Transcribe only what runs from the line containing "Read this page and output its text content." through the final line below, exactly, and leave every picture out.
··· DATA FOR THIS EXERCISE ···
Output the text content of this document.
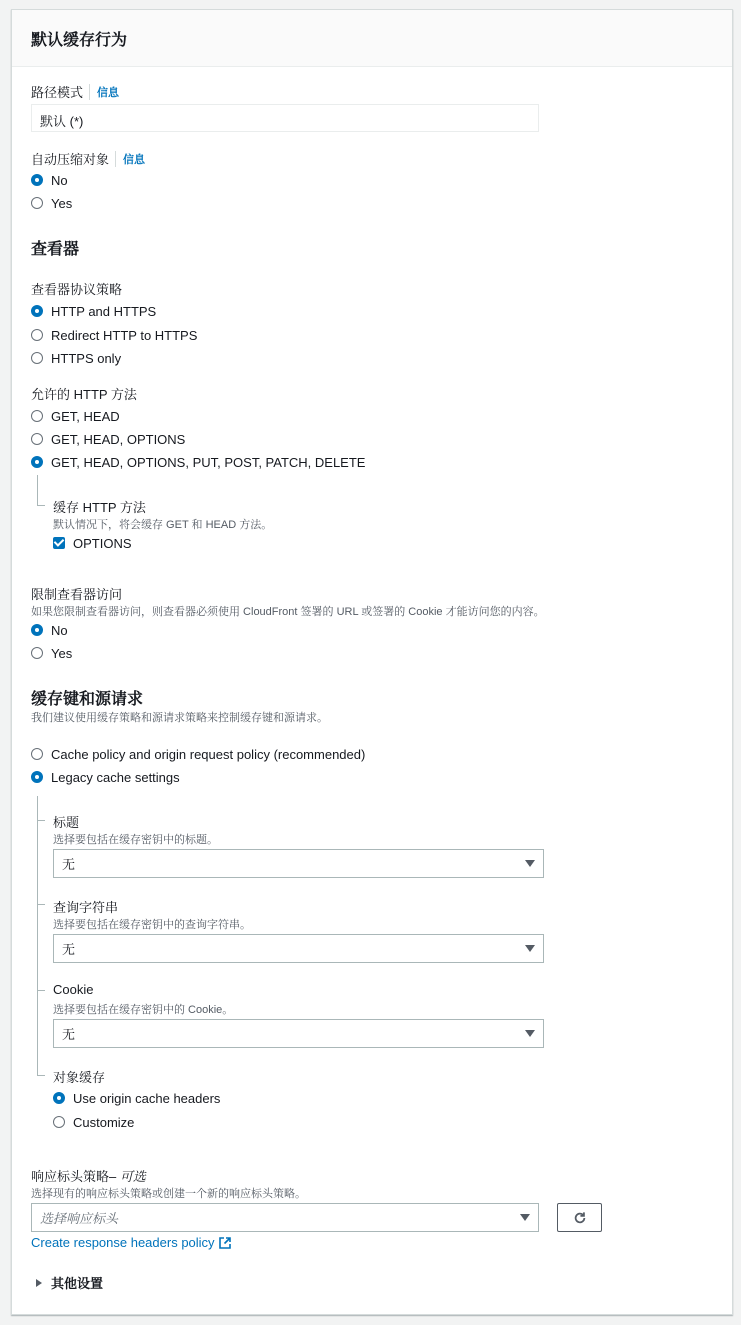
默认缓存行为
路径模式	信息
默认 (*)
自动压缩对象	信息
No
Yes
查看器
查看器协议策略
HTTP and HTTPS
Redirect HTTP to HTTPS
HTTPS only
允许的 HTTP 方法
GET, HEAD
GET, HEAD, OPTIONS
GET, HEAD, OPTIONS, PUT, POST, PATCH, DELETE
缓存 HTTP 方法
默认情况下，将会缓存 GET 和 HEAD 方法。
OPTIONS
限制查看器访问
如果您限制查看器访问，则查看器必须使用 CloudFront 签署的 URL 或签署的 Cookie 才能访问您的内容。
No
Yes
缓存键和源请求
我们建议使用缓存策略和源请求策略来控制缓存键和源请求。
Cache policy and origin request policy (recommended)
Legacy cache settings
标题
选择要包括在缓存密钥中的标题。
无
查询字符串
选择要包括在缓存密钥中的查询字符串。
无
Cookie
选择要包括在缓存密钥中的 Cookie。
无
对象缓存
Use origin cache headers
Customize
响应标头策略 – 可选
选择现有的响应标头策略或创建一个新的响应标头策略。
选择响应标头
Create response headers policy
其他设置
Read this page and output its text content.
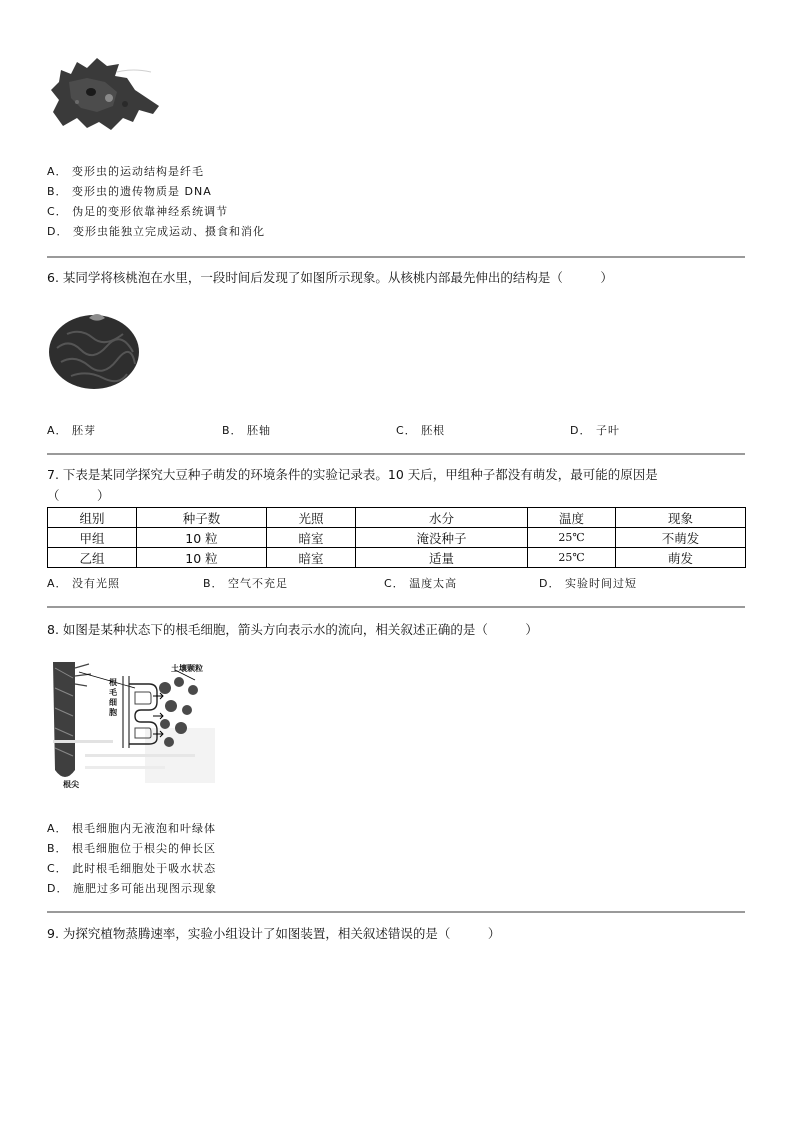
A． 变形虫的运动结构是纤毛
B． 变形虫的遗传物质是 DNA
C． 伪足的变形依靠神经系统调节
D． 变形虫能独立完成运动、摄食和消化
6. 某同学将核桃泡在水里，一段时间后发现了如图所示现象。从核桃内部最先伸出的结构是（　　　）
A． 胚芽	B． 胚轴	C． 胚根	D． 子叶
7. 下表是某同学探究大豆种子萌发的环境条件的实验记录表。10 天后，甲组种子都没有萌发，最可能的原因是
（　　　）
组别	种子数	光照	水分	温度	现象
甲组	10 粒	暗室	淹没种子	25℃	不萌发
乙组	10 粒	暗室	适量	25℃	萌发
A． 没有光照	B． 空气不充足	C． 温度太高	D． 实验时间过短
8. 如图是某种状态下的根毛细胞，箭头方向表示水的流向，相关叙述正确的是（　　　）
土壤颗粒
根毛细胞
根尖
A． 根毛细胞内无液泡和叶绿体
B． 根毛细胞位于根尖的伸长区
C． 此时根毛细胞处于吸水状态
D． 施肥过多可能出现图示现象
9. 为探究植物蒸腾速率，实验小组设计了如图装置，相关叙述错误的是（　　　）
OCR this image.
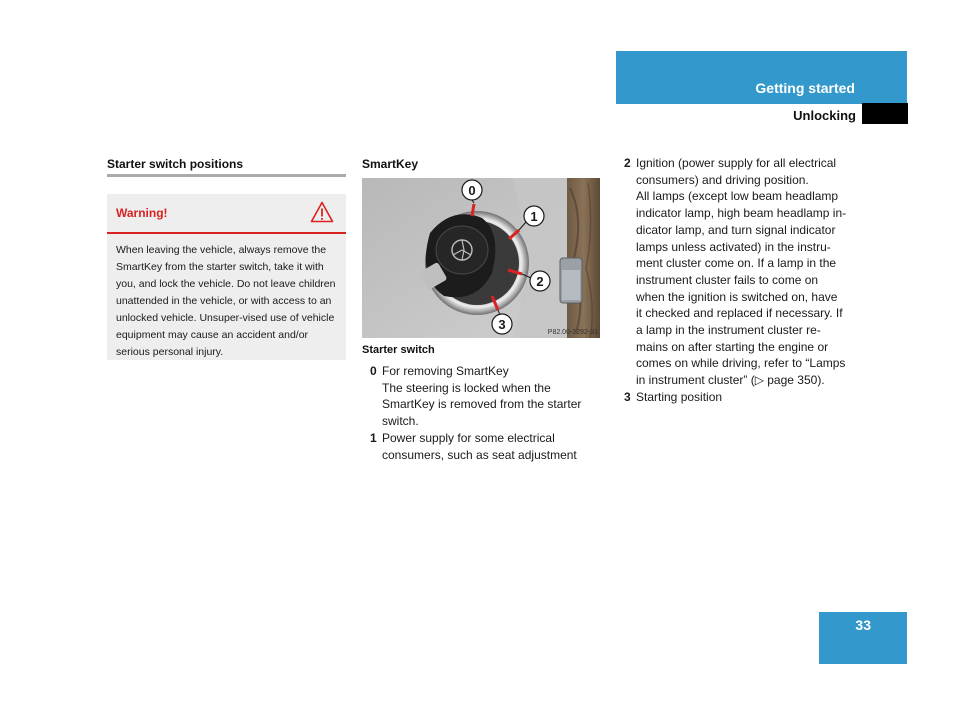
Getting started
Unlocking
Starter switch positions
Warning!
When leaving the vehicle, always remove the SmartKey from the starter switch, take it with you, and lock the vehicle. Do not leave children unattended in the vehicle, or with access to an unlocked vehicle. Unsuper-vised use of vehicle equipment may cause an accident and/or serious personal injury.
SmartKey
0
1
2
3
P82.00-2292-31
Starter switch
0 For removing SmartKey
The steering is locked when the
SmartKey is removed from the starter
switch.
1 Power supply for some electrical
consumers, such as seat adjustment
2 Ignition (power supply for all electrical
consumers) and driving position.
All lamps (except low beam headlamp
indicator lamp, high beam headlamp in-
dicator lamp, and turn signal indicator
lamps unless activated) in the instru-
ment cluster come on. If a lamp in the
instrument cluster fails to come on
when the ignition is switched on, have
it checked and replaced if necessary. If
a lamp in the instrument cluster re-
mains on after starting the engine or
comes on while driving, refer to “Lamps
in instrument cluster” (▷ page 350).
3 Starting position
33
···
REPLY>
Read this page and output its text content.
A． 变形虫的运动结构是纤毛
B． 变形虫的遗传物质是 DNA
C． 伪足的变形依靠神经系统调节
D． 变形虫能独立完成运动、摄食和消化
6. 某同学将核桃泡在水里，一段时间后发现了如图所示现象。从核桃内部最先伸出的结构是（　　　）
A． 胚芽	B． 胚轴	C． 胚根	D． 子叶
7. 下表是某同学探究大豆种子萌发的环境条件的实验记录表。10 天后，甲组种子都没有萌发，最可能的原因是
（　　　）
组别	种子数	光照	水分	温度	现象
甲组	10 粒	暗室	淹没种子	25℃	不萌发
乙组	10 粒	暗室	适量	25℃	萌发
A． 没有光照	B． 空气不充足	C． 温度太高	D． 实验时间过短
8. 如图是某种状态下的根毛细胞，箭头方向表示水的流向，相关叙述正确的是（　　　）
土壤颗粒
根毛细胞
根尖
A． 根毛细胞内无液泡和叶绿体
B． 根毛细胞位于根尖的伸长区
C． 此时根毛细胞处于吸水状态
D． 施肥过多可能出现图示现象
9. 为探究植物蒸腾速率，实验小组设计了如图装置，相关叙述错误的是（　　　）
OCR this image.
Getting started
Unlocking
Starter switch positions
Warning!
When leaving the vehicle, always remove the SmartKey from the starter switch, take it with you, and lock the vehicle. Do not leave children unattended in the vehicle, or with access to an unlocked vehicle. Unsuper-vised use of vehicle equipment may cause an accident and/or serious personal injury.
SmartKey
0
1
2
3
P82.00-2292-31
Starter switch
0 For removing SmartKey
The steering is locked when the
SmartKey is removed from the starter
switch.
1 Power supply for some electrical
consumers, such as seat adjustment
2 Ignition (power supply for all electrical
consumers) and driving position.
All lamps (except low beam headlamp
indicator lamp, high beam headlamp in-
dicator lamp, and turn signal indicator
lamps unless activated) in the instru-
ment cluster come on. If a lamp in the
instrument cluster fails to come on
when the ignition is switched on, have
it checked and replaced if necessary. If
a lamp in the instrument cluster re-
mains on after starting the engine or
comes on while driving, refer to “Lamps
in instrument cluster” (▷ page 350).
3 Starting position
33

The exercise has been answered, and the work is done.